### Your goal
Every record must be transcribed in its entirety, apart from the images, which are to be omitted.

### Given data
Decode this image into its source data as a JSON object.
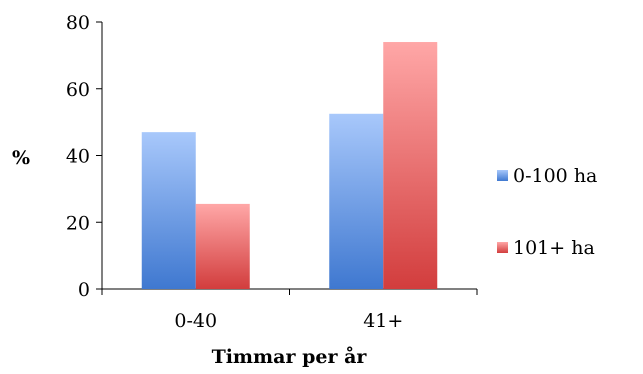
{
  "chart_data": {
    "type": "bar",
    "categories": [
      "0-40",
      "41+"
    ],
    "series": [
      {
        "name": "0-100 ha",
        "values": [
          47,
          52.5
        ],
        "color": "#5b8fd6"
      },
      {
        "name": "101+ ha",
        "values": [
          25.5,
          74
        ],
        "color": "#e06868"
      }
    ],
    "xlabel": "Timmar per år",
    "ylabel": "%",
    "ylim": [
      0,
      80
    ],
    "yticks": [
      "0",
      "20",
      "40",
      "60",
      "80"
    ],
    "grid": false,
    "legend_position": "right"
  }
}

### Exercise solution
Decode this image into its source data as a JSON object.
{
  "chart_data": {
    "type": "bar",
    "categories": [
      "0-40",
      "41+"
    ],
    "series": [
      {
        "name": "0-100 ha",
        "values": [
          47,
          52.5
        ],
        "color": "#5b8fd6"
      },
      {
        "name": "101+ ha",
        "values": [
          25.5,
          74
        ],
        "color": "#e06868"
      }
    ],
    "xlabel": "Timmar per år",
    "ylabel": "%",
    "ylim": [
      0,
      80
    ],
    "yticks": [
      "0",
      "20",
      "40",
      "60",
      "80"
    ],
    "grid": false,
    "legend_position": "right"
  }
}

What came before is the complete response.